- [BRIEF] Copy every record below exactly.

━━━ DATASET EXCERPTS

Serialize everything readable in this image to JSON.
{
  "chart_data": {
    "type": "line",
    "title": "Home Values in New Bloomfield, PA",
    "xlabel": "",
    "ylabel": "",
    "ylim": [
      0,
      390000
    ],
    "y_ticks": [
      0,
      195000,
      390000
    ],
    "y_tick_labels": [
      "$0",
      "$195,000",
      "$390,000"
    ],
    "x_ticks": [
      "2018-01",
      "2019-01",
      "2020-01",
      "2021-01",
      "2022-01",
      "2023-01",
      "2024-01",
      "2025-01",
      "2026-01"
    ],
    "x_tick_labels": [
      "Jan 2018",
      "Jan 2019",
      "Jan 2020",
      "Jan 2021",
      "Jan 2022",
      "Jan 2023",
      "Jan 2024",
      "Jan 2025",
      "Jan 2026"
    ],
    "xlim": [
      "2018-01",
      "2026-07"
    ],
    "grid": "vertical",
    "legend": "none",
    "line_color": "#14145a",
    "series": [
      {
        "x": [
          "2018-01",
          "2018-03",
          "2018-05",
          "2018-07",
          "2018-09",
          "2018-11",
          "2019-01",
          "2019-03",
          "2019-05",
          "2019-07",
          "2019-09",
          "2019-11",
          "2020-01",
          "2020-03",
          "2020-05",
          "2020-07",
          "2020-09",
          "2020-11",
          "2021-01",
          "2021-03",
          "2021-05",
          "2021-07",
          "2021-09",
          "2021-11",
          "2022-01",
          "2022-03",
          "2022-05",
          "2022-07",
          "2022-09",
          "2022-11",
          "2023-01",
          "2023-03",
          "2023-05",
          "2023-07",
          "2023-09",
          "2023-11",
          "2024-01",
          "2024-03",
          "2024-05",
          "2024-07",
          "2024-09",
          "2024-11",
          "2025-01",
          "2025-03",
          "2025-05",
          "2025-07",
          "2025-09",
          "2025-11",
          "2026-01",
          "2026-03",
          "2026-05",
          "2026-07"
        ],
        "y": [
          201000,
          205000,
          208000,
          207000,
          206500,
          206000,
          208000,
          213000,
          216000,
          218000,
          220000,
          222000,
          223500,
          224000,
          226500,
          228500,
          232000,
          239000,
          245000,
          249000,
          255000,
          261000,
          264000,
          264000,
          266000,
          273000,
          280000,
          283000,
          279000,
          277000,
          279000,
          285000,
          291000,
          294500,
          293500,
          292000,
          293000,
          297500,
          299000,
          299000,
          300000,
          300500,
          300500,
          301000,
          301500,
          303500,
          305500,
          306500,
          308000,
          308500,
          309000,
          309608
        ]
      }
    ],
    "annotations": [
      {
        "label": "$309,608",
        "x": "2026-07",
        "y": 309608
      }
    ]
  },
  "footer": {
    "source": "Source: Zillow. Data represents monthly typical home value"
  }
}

━━━━━━

- [WRITTEN RESPONSE]
Serialize everything readable in this image to JSON.
{
  "chart_data": {
    "type": "line",
    "title": "Home Values in New Bloomfield, PA",
    "xlabel": "",
    "ylabel": "",
    "ylim": [
      0,
      390000
    ],
    "y_ticks": [
      0,
      195000,
      390000
    ],
    "y_tick_labels": [
      "$0",
      "$195,000",
      "$390,000"
    ],
    "x_ticks": [
      "2018-01",
      "2019-01",
      "2020-01",
      "2021-01",
      "2022-01",
      "2023-01",
      "2024-01",
      "2025-01",
      "2026-01"
    ],
    "x_tick_labels": [
      "Jan 2018",
      "Jan 2019",
      "Jan 2020",
      "Jan 2021",
      "Jan 2022",
      "Jan 2023",
      "Jan 2024",
      "Jan 2025",
      "Jan 2026"
    ],
    "xlim": [
      "2018-01",
      "2026-07"
    ],
    "grid": "vertical",
    "legend": "none",
    "line_color": "#14145a",
    "series": [
      {
        "x": [
          "2018-01",
          "2018-03",
          "2018-05",
          "2018-07",
          "2018-09",
          "2018-11",
          "2019-01",
          "2019-03",
          "2019-05",
          "2019-07",
          "2019-09",
          "2019-11",
          "2020-01",
          "2020-03",
          "2020-05",
          "2020-07",
          "2020-09",
          "2020-11",
          "2021-01",
          "2021-03",
          "2021-05",
          "2021-07",
          "2021-09",
          "2021-11",
          "2022-01",
          "2022-03",
          "2022-05",
          "2022-07",
          "2022-09",
          "2022-11",
          "2023-01",
          "2023-03",
          "2023-05",
          "2023-07",
          "2023-09",
          "2023-11",
          "2024-01",
          "2024-03",
          "2024-05",
          "2024-07",
          "2024-09",
          "2024-11",
          "2025-01",
          "2025-03",
          "2025-05",
          "2025-07",
          "2025-09",
          "2025-11",
          "2026-01",
          "2026-03",
          "2026-05",
          "2026-07"
        ],
        "y": [
          201000,
          205000,
          208000,
          207000,
          206500,
          206000,
          208000,
          213000,
          216000,
          218000,
          220000,
          222000,
          223500,
          224000,
          226500,
          228500,
          232000,
          239000,
          245000,
          249000,
          255000,
          261000,
          264000,
          264000,
          266000,
          273000,
          280000,
          283000,
          279000,
          277000,
          279000,
          285000,
          291000,
          294500,
          293500,
          292000,
          293000,
          297500,
          299000,
          299000,
          300000,
          300500,
          300500,
          301000,
          301500,
          303500,
          305500,
          306500,
          308000,
          308500,
          309000,
          309608
        ]
      }
    ],
    "annotations": [
      {
        "label": "$309,608",
        "x": "2026-07",
        "y": 309608
      }
    ]
  },
  "footer": {
    "source": "Source: Zillow. Data represents monthly typical home value"
  }
}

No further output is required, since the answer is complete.